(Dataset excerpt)
^^^^

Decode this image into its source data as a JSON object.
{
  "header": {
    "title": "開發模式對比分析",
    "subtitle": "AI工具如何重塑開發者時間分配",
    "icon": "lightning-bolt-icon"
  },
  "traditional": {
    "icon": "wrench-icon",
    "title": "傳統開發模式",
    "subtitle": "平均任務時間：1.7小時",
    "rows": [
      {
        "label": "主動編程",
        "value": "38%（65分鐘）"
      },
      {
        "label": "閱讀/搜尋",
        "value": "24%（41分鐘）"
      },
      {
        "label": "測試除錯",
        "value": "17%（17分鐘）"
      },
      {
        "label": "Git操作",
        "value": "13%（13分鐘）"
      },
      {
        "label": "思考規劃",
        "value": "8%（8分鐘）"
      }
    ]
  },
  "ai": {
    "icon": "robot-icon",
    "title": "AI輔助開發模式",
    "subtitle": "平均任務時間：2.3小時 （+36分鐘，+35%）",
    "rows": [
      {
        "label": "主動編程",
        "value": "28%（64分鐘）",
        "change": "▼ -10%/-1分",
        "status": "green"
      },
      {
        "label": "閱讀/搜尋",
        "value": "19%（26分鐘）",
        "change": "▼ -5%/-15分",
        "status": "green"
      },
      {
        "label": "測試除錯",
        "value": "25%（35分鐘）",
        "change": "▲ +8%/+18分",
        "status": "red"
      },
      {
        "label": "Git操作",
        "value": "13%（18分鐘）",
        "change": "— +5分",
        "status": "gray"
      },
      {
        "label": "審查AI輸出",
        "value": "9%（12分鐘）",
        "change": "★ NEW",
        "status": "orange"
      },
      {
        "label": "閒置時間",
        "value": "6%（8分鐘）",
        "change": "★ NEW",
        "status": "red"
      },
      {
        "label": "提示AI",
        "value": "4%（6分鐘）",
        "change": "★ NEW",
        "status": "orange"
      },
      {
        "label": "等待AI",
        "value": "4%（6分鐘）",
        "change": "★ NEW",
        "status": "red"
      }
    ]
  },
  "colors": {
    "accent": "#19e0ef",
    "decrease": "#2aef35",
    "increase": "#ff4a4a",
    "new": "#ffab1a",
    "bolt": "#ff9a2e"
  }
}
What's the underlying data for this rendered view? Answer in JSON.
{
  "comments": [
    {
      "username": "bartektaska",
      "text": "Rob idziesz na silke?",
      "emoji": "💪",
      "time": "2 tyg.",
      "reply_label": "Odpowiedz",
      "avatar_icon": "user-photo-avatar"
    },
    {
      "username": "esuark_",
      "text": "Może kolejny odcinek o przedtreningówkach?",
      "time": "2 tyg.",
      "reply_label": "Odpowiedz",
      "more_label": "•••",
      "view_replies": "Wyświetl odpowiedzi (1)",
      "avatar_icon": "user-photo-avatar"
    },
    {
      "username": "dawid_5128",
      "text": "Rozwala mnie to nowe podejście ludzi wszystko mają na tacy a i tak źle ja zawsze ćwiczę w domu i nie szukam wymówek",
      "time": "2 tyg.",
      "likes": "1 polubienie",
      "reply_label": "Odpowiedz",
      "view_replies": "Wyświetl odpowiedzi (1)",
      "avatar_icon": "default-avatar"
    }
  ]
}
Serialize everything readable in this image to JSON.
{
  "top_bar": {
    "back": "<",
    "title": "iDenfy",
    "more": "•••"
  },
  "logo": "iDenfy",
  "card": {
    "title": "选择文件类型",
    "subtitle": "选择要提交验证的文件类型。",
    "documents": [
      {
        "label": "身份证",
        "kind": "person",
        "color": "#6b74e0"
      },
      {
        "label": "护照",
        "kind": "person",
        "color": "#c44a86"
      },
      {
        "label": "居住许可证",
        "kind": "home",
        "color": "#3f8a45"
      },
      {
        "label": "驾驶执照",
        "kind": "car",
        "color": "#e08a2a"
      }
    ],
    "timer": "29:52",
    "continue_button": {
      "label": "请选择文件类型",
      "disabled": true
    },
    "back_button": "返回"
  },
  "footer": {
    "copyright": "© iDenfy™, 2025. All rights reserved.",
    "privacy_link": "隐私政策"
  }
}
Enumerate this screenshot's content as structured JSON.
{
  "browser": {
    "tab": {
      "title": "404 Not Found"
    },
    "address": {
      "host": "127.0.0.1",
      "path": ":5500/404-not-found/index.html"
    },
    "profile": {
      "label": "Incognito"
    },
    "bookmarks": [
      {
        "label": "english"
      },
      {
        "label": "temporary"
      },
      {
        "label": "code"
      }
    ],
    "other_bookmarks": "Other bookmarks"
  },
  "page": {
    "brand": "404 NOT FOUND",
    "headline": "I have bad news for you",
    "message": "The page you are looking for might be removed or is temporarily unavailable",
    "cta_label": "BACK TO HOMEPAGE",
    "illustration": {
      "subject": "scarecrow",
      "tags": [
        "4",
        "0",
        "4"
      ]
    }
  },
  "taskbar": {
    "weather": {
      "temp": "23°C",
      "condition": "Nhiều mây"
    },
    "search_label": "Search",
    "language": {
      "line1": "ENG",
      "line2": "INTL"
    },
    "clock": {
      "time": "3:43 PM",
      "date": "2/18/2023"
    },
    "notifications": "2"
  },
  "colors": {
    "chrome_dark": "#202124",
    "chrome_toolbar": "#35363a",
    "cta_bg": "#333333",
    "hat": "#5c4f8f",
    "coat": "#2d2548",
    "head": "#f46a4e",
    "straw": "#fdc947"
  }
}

^^^^

_Instructions for the task_.
Copy the entries above exactly, leaving none out.

_Response to this exercise_.
Decode this image into its source data as a JSON object.
{
  "header": {
    "title": "開發模式對比分析",
    "subtitle": "AI工具如何重塑開發者時間分配",
    "icon": "lightning-bolt-icon"
  },
  "traditional": {
    "icon": "wrench-icon",
    "title": "傳統開發模式",
    "subtitle": "平均任務時間：1.7小時",
    "rows": [
      {
        "label": "主動編程",
        "value": "38%（65分鐘）"
      },
      {
        "label": "閱讀/搜尋",
        "value": "24%（41分鐘）"
      },
      {
        "label": "測試除錯",
        "value": "17%（17分鐘）"
      },
      {
        "label": "Git操作",
        "value": "13%（13分鐘）"
      },
      {
        "label": "思考規劃",
        "value": "8%（8分鐘）"
      }
    ]
  },
  "ai": {
    "icon": "robot-icon",
    "title": "AI輔助開發模式",
    "subtitle": "平均任務時間：2.3小時 （+36分鐘，+35%）",
    "rows": [
      {
        "label": "主動編程",
        "value": "28%（64分鐘）",
        "change": "▼ -10%/-1分",
        "status": "green"
      },
      {
        "label": "閱讀/搜尋",
        "value": "19%（26分鐘）",
        "change": "▼ -5%/-15分",
        "status": "green"
      },
      {
        "label": "測試除錯",
        "value": "25%（35分鐘）",
        "change": "▲ +8%/+18分",
        "status": "red"
      },
      {
        "label": "Git操作",
        "value": "13%（18分鐘）",
        "change": "— +5分",
        "status": "gray"
      },
      {
        "label": "審查AI輸出",
        "value": "9%（12分鐘）",
        "change": "★ NEW",
        "status": "orange"
      },
      {
        "label": "閒置時間",
        "value": "6%（8分鐘）",
        "change": "★ NEW",
        "status": "red"
      },
      {
        "label": "提示AI",
        "value": "4%（6分鐘）",
        "change": "★ NEW",
        "status": "orange"
      },
      {
        "label": "等待AI",
        "value": "4%（6分鐘）",
        "change": "★ NEW",
        "status": "red"
      }
    ]
  },
  "colors": {
    "accent": "#19e0ef",
    "decrease": "#2aef35",
    "increase": "#ff4a4a",
    "new": "#ffab1a",
    "bolt": "#ff9a2e"
  }
}
What's the underlying data for this rendered view? Answer in JSON.
{
  "comments": [
    {
      "username": "bartektaska",
      "text": "Rob idziesz na silke?",
      "emoji": "💪",
      "time": "2 tyg.",
      "reply_label": "Odpowiedz",
      "avatar_icon": "user-photo-avatar"
    },
    {
      "username": "esuark_",
      "text": "Może kolejny odcinek o przedtreningówkach?",
      "time": "2 tyg.",
      "reply_label": "Odpowiedz",
      "more_label": "•••",
      "view_replies": "Wyświetl odpowiedzi (1)",
      "avatar_icon": "user-photo-avatar"
    },
    {
      "username": "dawid_5128",
      "text": "Rozwala mnie to nowe podejście ludzi wszystko mają na tacy a i tak źle ja zawsze ćwiczę w domu i nie szukam wymówek",
      "time": "2 tyg.",
      "likes": "1 polubienie",
      "reply_label": "Odpowiedz",
      "view_replies": "Wyświetl odpowiedzi (1)",
      "avatar_icon": "default-avatar"
    }
  ]
}
Serialize everything readable in this image to JSON.
{
  "top_bar": {
    "back": "<",
    "title": "iDenfy",
    "more": "•••"
  },
  "logo": "iDenfy",
  "card": {
    "title": "选择文件类型",
    "subtitle": "选择要提交验证的文件类型。",
    "documents": [
      {
        "label": "身份证",
        "kind": "person",
        "color": "#6b74e0"
      },
      {
        "label": "护照",
        "kind": "person",
        "color": "#c44a86"
      },
      {
        "label": "居住许可证",
        "kind": "home",
        "color": "#3f8a45"
      },
      {
        "label": "驾驶执照",
        "kind": "car",
        "color": "#e08a2a"
      }
    ],
    "timer": "29:52",
    "continue_button": {
      "label": "请选择文件类型",
      "disabled": true
    },
    "back_button": "返回"
  },
  "footer": {
    "copyright": "© iDenfy™, 2025. All rights reserved.",
    "privacy_link": "隐私政策"
  }
}
Enumerate this screenshot's content as structured JSON.
{
  "browser": {
    "tab": {
      "title": "404 Not Found"
    },
    "address": {
      "host": "127.0.0.1",
      "path": ":5500/404-not-found/index.html"
    },
    "profile": {
      "label": "Incognito"
    },
    "bookmarks": [
      {
        "label": "english"
      },
      {
        "label": "temporary"
      },
      {
        "label": "code"
      }
    ],
    "other_bookmarks": "Other bookmarks"
  },
  "page": {
    "brand": "404 NOT FOUND",
    "headline": "I have bad news for you",
    "message": "The page you are looking for might be removed or is temporarily unavailable",
    "cta_label": "BACK TO HOMEPAGE",
    "illustration": {
      "subject": "scarecrow",
      "tags": [
        "4",
        "0",
        "4"
      ]
    }
  },
  "taskbar": {
    "weather": {
      "temp": "23°C",
      "condition": "Nhiều mây"
    },
    "search_label": "Search",
    "language": {
      "line1": "ENG",
      "line2": "INTL"
    },
    "clock": {
      "time": "3:43 PM",
      "date": "2/18/2023"
    },
    "notifications": "2"
  },
  "colors": {
    "chrome_dark": "#202124",
    "chrome_toolbar": "#35363a",
    "cta_bg": "#333333",
    "hat": "#5c4f8f",
    "coat": "#2d2548",
    "head": "#f46a4e",
    "straw": "#fdc947"
  }
}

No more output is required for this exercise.